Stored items
+++

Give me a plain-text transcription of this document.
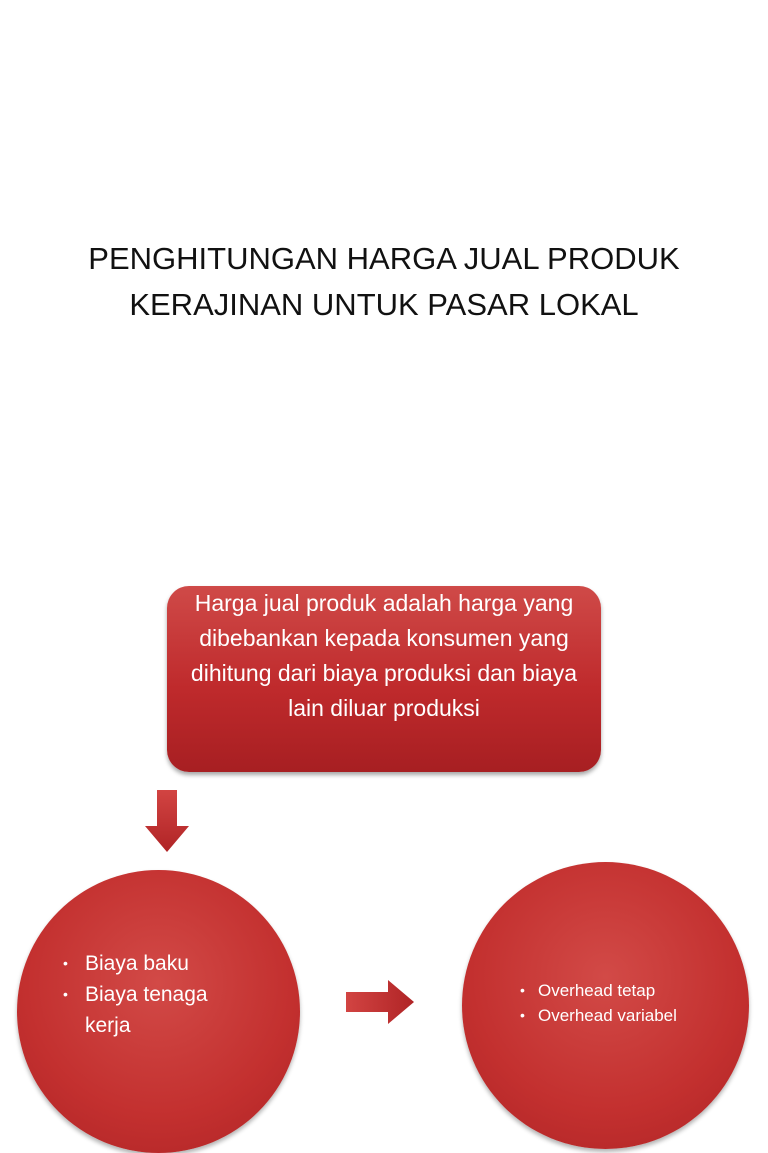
PENGHITUNGAN HARGA JUAL PRODUK
KERAJINAN UNTUK PASAR LOKAL
Harga jual produk adalah harga yang dibebankan kepada konsumen yang dihitung dari biaya produksi dan biaya lain diluar produksi
• Biaya baku
• Biaya tenaga
kerja
• Overhead tetap
• Overhead variabel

+++

__REQUIREMENTS__: Each entry shown above must be quoted exactly, with its pictures left out.

__FINAL RESULT__:
Give me a plain-text transcription of this document.
PENGHITUNGAN HARGA JUAL PRODUK
KERAJINAN UNTUK PASAR LOKAL
Harga jual produk adalah harga yang dibebankan kepada konsumen yang dihitung dari biaya produksi dan biaya lain diluar produksi
• Biaya baku
• Biaya tenaga
kerja
• Overhead tetap
• Overhead variabel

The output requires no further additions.